Copy out all lines that carry the word "tighten".

-- Begin --

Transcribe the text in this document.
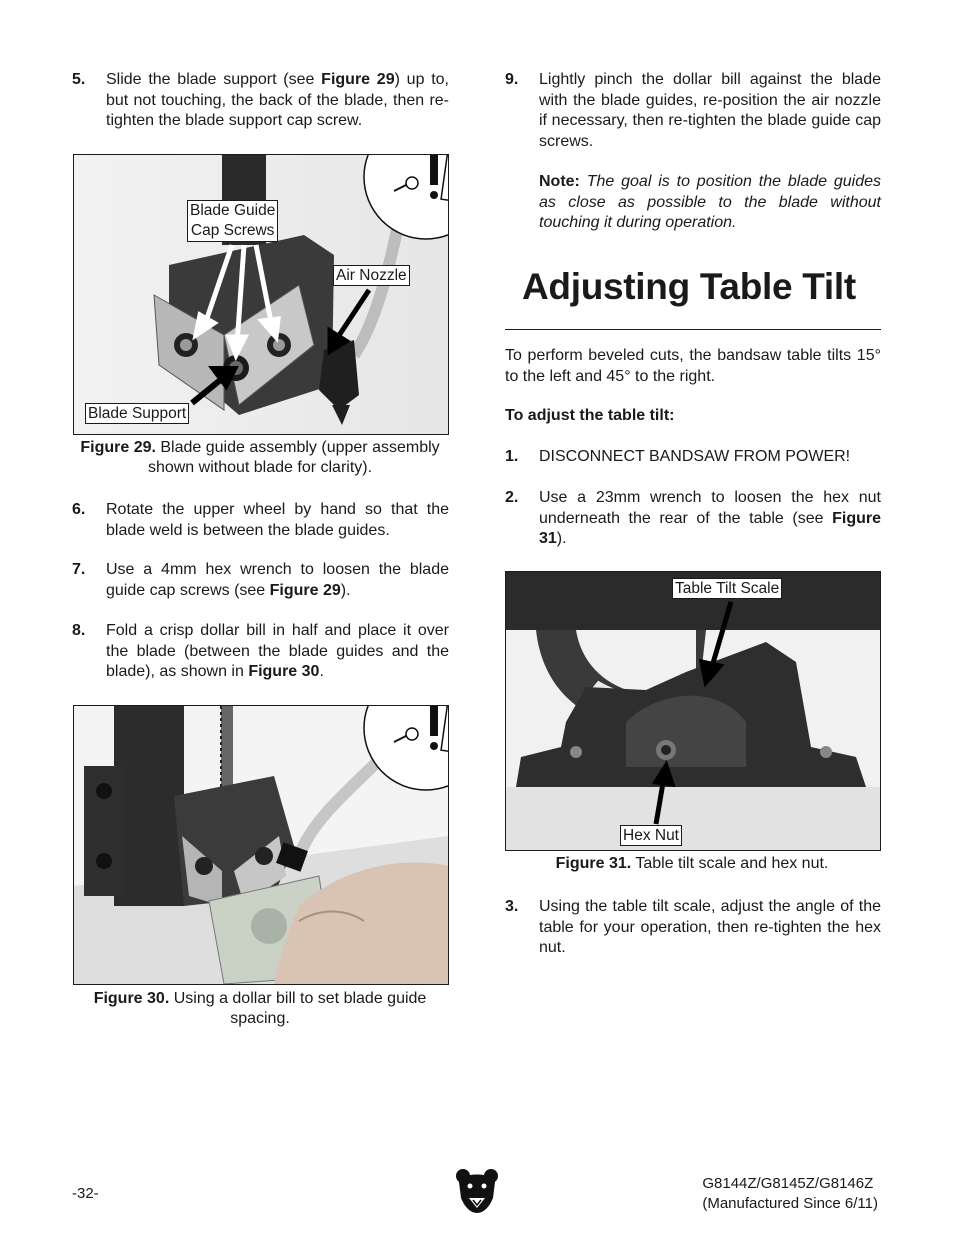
5.	Slide the blade support (see Figure 29) up to, but not touching, the back of the blade, then re-tighten the blade support cap screw.
Blade Guide
Cap Screws
Air Nozzle
Blade Support
Figure 29. Blade guide assembly (upper assembly shown without blade for clarity).
6.	Rotate the upper wheel by hand so that the blade weld is between the blade guides.
7.	Use a 4mm hex wrench to loosen the blade guide cap screws (see Figure 29).
8.	Fold a crisp dollar bill in half and place it over the blade (between the blade guides and the blade), as shown in Figure 30.
Figure 30. Using a dollar bill to set blade guide spacing.
9.	Lightly pinch the dollar bill against the blade with the blade guides, re-position the air nozzle if necessary, then re-tighten the blade guide cap screws.
Note: The goal is to position the blade guides as close as possible to the blade without touching it during operation.
Adjusting Table Tilt
To perform beveled cuts, the bandsaw table tilts 15° to the left and 45° to the right.
To adjust the table tilt:
1.	DISCONNECT BANDSAW FROM POWER!
2.	Use a 23mm wrench to loosen the hex nut underneath the rear of the table (see Figure 31).
Table Tilt Scale
Hex Nut
Figure 31. Table tilt scale and hex nut.
3.	Using the table tilt scale, adjust the angle of the table for your operation, then re-tighten the hex nut.
-32-
G8144Z/G8145Z/G8146Z
(Manufactured Since 6/11)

-- End --

Solution below –
5.	Slide the blade support (see Figure 29) up to, but not touching, the back of the blade, then re-tighten the blade support cap screw.
9.	Lightly pinch the dollar bill against the blade with the blade guides, re-position the air nozzle if necessary, then re-tighten the blade guide cap screws.
3.	Using the table tilt scale, adjust the angle of the table for your operation, then re-tighten the hex nut.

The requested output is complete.